— Your objective —
Transcribe all of the records word for word, but omit the pictures.

— Data in this exercise —
***
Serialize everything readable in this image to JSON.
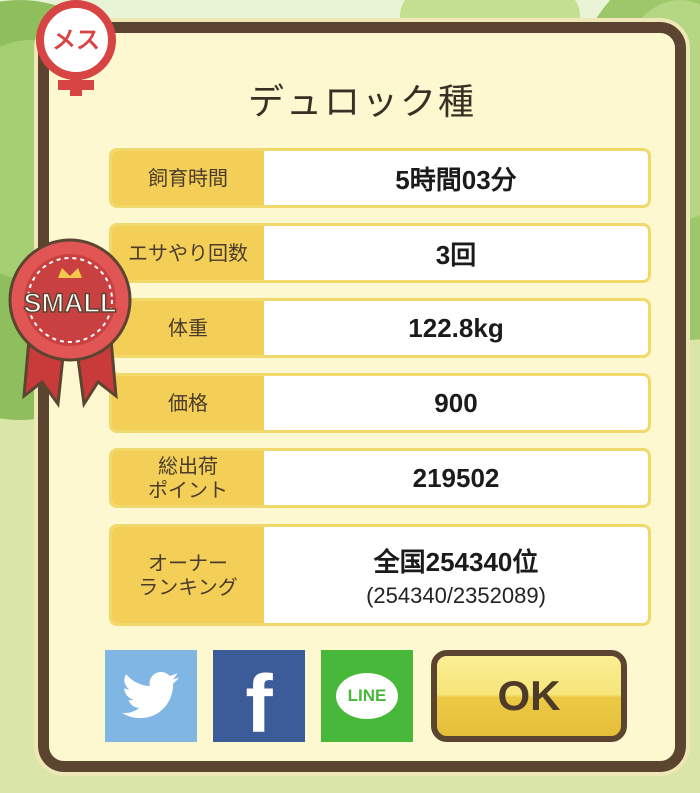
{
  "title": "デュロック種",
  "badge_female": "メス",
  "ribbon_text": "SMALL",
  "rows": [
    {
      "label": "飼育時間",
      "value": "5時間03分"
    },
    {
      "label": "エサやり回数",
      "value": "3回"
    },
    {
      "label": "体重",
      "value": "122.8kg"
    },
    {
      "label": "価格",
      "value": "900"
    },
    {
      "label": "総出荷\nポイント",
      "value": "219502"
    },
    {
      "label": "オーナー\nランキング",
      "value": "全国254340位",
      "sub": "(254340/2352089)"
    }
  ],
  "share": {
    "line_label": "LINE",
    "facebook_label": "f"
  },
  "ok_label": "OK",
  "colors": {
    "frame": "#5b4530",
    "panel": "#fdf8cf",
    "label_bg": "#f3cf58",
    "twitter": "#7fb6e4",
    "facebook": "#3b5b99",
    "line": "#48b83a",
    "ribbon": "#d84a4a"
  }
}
***
— Exercise response —
Serialize everything readable in this image to JSON.
{
  "title": "デュロック種",
  "badge_female": "メス",
  "ribbon_text": "SMALL",
  "rows": [
    {
      "label": "飼育時間",
      "value": "5時間03分"
    },
    {
      "label": "エサやり回数",
      "value": "3回"
    },
    {
      "label": "体重",
      "value": "122.8kg"
    },
    {
      "label": "価格",
      "value": "900"
    },
    {
      "label": "総出荷\nポイント",
      "value": "219502"
    },
    {
      "label": "オーナー\nランキング",
      "value": "全国254340位",
      "sub": "(254340/2352089)"
    }
  ],
  "share": {
    "line_label": "LINE",
    "facebook_label": "f"
  },
  "ok_label": "OK",
  "colors": {
    "frame": "#5b4530",
    "panel": "#fdf8cf",
    "label_bg": "#f3cf58",
    "twitter": "#7fb6e4",
    "facebook": "#3b5b99",
    "line": "#48b83a",
    "ribbon": "#d84a4a"
  }
}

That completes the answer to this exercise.